Work to complete. Quote the listing below in its entirety.

[BEGIN Material provided]

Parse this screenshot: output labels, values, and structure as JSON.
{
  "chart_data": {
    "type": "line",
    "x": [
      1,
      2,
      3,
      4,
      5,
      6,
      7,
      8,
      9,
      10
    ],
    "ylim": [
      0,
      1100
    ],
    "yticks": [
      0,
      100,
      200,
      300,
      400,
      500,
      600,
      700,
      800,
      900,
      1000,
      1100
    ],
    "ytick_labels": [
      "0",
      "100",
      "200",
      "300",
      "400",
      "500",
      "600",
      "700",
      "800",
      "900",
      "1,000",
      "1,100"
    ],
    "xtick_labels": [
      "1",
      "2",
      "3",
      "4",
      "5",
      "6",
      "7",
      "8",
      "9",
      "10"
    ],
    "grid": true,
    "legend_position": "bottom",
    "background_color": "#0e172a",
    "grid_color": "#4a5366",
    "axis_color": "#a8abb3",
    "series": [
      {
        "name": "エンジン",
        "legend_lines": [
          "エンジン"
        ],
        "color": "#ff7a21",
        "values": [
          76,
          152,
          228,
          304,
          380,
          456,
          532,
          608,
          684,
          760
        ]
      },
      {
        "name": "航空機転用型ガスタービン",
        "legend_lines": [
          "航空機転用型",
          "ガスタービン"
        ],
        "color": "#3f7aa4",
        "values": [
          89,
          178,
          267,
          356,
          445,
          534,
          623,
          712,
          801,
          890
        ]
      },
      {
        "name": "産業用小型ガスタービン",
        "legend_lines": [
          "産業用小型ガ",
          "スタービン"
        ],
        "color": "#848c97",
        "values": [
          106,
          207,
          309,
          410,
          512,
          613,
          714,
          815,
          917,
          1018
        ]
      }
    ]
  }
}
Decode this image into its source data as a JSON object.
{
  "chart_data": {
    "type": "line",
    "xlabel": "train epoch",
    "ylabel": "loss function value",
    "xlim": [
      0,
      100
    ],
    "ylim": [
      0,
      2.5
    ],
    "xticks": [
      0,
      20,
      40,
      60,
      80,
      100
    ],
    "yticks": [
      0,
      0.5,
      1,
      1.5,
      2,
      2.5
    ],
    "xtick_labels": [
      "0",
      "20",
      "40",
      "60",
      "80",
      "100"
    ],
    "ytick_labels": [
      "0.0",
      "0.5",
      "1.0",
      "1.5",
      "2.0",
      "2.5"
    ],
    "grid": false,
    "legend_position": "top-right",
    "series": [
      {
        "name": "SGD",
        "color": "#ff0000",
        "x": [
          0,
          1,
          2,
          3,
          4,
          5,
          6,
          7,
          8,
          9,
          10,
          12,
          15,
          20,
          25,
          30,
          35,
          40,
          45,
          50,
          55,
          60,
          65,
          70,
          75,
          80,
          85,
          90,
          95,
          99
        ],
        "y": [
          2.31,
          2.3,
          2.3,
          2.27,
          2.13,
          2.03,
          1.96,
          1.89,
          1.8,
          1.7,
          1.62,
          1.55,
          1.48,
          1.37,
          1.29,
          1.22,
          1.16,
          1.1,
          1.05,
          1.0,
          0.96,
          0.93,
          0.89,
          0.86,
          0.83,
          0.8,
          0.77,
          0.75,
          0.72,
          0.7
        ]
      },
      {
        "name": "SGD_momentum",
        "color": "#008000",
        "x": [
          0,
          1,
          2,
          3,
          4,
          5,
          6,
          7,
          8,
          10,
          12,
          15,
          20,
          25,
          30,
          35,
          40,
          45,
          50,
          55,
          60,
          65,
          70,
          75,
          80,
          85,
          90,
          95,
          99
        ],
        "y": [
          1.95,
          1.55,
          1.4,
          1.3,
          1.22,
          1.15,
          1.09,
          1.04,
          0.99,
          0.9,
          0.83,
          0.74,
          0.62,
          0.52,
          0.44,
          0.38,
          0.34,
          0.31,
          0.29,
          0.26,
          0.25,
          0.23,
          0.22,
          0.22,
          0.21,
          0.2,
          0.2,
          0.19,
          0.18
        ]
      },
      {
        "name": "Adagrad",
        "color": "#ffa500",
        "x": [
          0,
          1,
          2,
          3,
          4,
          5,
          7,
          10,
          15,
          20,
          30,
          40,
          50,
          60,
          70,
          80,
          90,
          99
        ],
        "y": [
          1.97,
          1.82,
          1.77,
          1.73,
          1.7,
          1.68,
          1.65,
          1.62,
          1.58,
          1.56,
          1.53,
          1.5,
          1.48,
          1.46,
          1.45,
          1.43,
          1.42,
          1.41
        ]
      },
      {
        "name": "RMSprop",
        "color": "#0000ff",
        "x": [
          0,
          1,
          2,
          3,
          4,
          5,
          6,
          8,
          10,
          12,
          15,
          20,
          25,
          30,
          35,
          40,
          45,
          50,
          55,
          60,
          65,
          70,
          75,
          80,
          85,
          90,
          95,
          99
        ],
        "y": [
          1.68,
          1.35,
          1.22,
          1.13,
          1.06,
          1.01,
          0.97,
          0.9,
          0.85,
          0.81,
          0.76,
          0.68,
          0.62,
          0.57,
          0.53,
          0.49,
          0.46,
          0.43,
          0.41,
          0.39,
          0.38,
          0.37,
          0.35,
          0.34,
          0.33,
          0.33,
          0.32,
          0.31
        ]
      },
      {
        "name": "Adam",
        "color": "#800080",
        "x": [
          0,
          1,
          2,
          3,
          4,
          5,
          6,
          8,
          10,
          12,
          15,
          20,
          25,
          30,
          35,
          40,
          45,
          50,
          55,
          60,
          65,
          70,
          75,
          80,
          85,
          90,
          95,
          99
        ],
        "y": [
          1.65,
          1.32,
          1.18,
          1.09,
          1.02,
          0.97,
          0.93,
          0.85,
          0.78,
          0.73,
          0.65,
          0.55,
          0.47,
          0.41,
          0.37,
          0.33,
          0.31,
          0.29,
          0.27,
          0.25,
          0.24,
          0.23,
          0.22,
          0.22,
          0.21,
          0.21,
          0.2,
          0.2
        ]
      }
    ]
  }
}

[END Material provided]

Solution to this task.
Parse this screenshot: output labels, values, and structure as JSON.
{
  "chart_data": {
    "type": "line",
    "x": [
      1,
      2,
      3,
      4,
      5,
      6,
      7,
      8,
      9,
      10
    ],
    "ylim": [
      0,
      1100
    ],
    "yticks": [
      0,
      100,
      200,
      300,
      400,
      500,
      600,
      700,
      800,
      900,
      1000,
      1100
    ],
    "ytick_labels": [
      "0",
      "100",
      "200",
      "300",
      "400",
      "500",
      "600",
      "700",
      "800",
      "900",
      "1,000",
      "1,100"
    ],
    "xtick_labels": [
      "1",
      "2",
      "3",
      "4",
      "5",
      "6",
      "7",
      "8",
      "9",
      "10"
    ],
    "grid": true,
    "legend_position": "bottom",
    "background_color": "#0e172a",
    "grid_color": "#4a5366",
    "axis_color": "#a8abb3",
    "series": [
      {
        "name": "エンジン",
        "legend_lines": [
          "エンジン"
        ],
        "color": "#ff7a21",
        "values": [
          76,
          152,
          228,
          304,
          380,
          456,
          532,
          608,
          684,
          760
        ]
      },
      {
        "name": "航空機転用型ガスタービン",
        "legend_lines": [
          "航空機転用型",
          "ガスタービン"
        ],
        "color": "#3f7aa4",
        "values": [
          89,
          178,
          267,
          356,
          445,
          534,
          623,
          712,
          801,
          890
        ]
      },
      {
        "name": "産業用小型ガスタービン",
        "legend_lines": [
          "産業用小型ガ",
          "スタービン"
        ],
        "color": "#848c97",
        "values": [
          106,
          207,
          309,
          410,
          512,
          613,
          714,
          815,
          917,
          1018
        ]
      }
    ]
  }
}
Decode this image into its source data as a JSON object.
{
  "chart_data": {
    "type": "line",
    "xlabel": "train epoch",
    "ylabel": "loss function value",
    "xlim": [
      0,
      100
    ],
    "ylim": [
      0,
      2.5
    ],
    "xticks": [
      0,
      20,
      40,
      60,
      80,
      100
    ],
    "yticks": [
      0,
      0.5,
      1,
      1.5,
      2,
      2.5
    ],
    "xtick_labels": [
      "0",
      "20",
      "40",
      "60",
      "80",
      "100"
    ],
    "ytick_labels": [
      "0.0",
      "0.5",
      "1.0",
      "1.5",
      "2.0",
      "2.5"
    ],
    "grid": false,
    "legend_position": "top-right",
    "series": [
      {
        "name": "SGD",
        "color": "#ff0000",
        "x": [
          0,
          1,
          2,
          3,
          4,
          5,
          6,
          7,
          8,
          9,
          10,
          12,
          15,
          20,
          25,
          30,
          35,
          40,
          45,
          50,
          55,
          60,
          65,
          70,
          75,
          80,
          85,
          90,
          95,
          99
        ],
        "y": [
          2.31,
          2.3,
          2.3,
          2.27,
          2.13,
          2.03,
          1.96,
          1.89,
          1.8,
          1.7,
          1.62,
          1.55,
          1.48,
          1.37,
          1.29,
          1.22,
          1.16,
          1.1,
          1.05,
          1.0,
          0.96,
          0.93,
          0.89,
          0.86,
          0.83,
          0.8,
          0.77,
          0.75,
          0.72,
          0.7
        ]
      },
      {
        "name": "SGD_momentum",
        "color": "#008000",
        "x": [
          0,
          1,
          2,
          3,
          4,
          5,
          6,
          7,
          8,
          10,
          12,
          15,
          20,
          25,
          30,
          35,
          40,
          45,
          50,
          55,
          60,
          65,
          70,
          75,
          80,
          85,
          90,
          95,
          99
        ],
        "y": [
          1.95,
          1.55,
          1.4,
          1.3,
          1.22,
          1.15,
          1.09,
          1.04,
          0.99,
          0.9,
          0.83,
          0.74,
          0.62,
          0.52,
          0.44,
          0.38,
          0.34,
          0.31,
          0.29,
          0.26,
          0.25,
          0.23,
          0.22,
          0.22,
          0.21,
          0.2,
          0.2,
          0.19,
          0.18
        ]
      },
      {
        "name": "Adagrad",
        "color": "#ffa500",
        "x": [
          0,
          1,
          2,
          3,
          4,
          5,
          7,
          10,
          15,
          20,
          30,
          40,
          50,
          60,
          70,
          80,
          90,
          99
        ],
        "y": [
          1.97,
          1.82,
          1.77,
          1.73,
          1.7,
          1.68,
          1.65,
          1.62,
          1.58,
          1.56,
          1.53,
          1.5,
          1.48,
          1.46,
          1.45,
          1.43,
          1.42,
          1.41
        ]
      },
      {
        "name": "RMSprop",
        "color": "#0000ff",
        "x": [
          0,
          1,
          2,
          3,
          4,
          5,
          6,
          8,
          10,
          12,
          15,
          20,
          25,
          30,
          35,
          40,
          45,
          50,
          55,
          60,
          65,
          70,
          75,
          80,
          85,
          90,
          95,
          99
        ],
        "y": [
          1.68,
          1.35,
          1.22,
          1.13,
          1.06,
          1.01,
          0.97,
          0.9,
          0.85,
          0.81,
          0.76,
          0.68,
          0.62,
          0.57,
          0.53,
          0.49,
          0.46,
          0.43,
          0.41,
          0.39,
          0.38,
          0.37,
          0.35,
          0.34,
          0.33,
          0.33,
          0.32,
          0.31
        ]
      },
      {
        "name": "Adam",
        "color": "#800080",
        "x": [
          0,
          1,
          2,
          3,
          4,
          5,
          6,
          8,
          10,
          12,
          15,
          20,
          25,
          30,
          35,
          40,
          45,
          50,
          55,
          60,
          65,
          70,
          75,
          80,
          85,
          90,
          95,
          99
        ],
        "y": [
          1.65,
          1.32,
          1.18,
          1.09,
          1.02,
          0.97,
          0.93,
          0.85,
          0.78,
          0.73,
          0.65,
          0.55,
          0.47,
          0.41,
          0.37,
          0.33,
          0.31,
          0.29,
          0.27,
          0.25,
          0.24,
          0.23,
          0.22,
          0.22,
          0.21,
          0.21,
          0.2,
          0.2
        ]
      }
    ]
  }
}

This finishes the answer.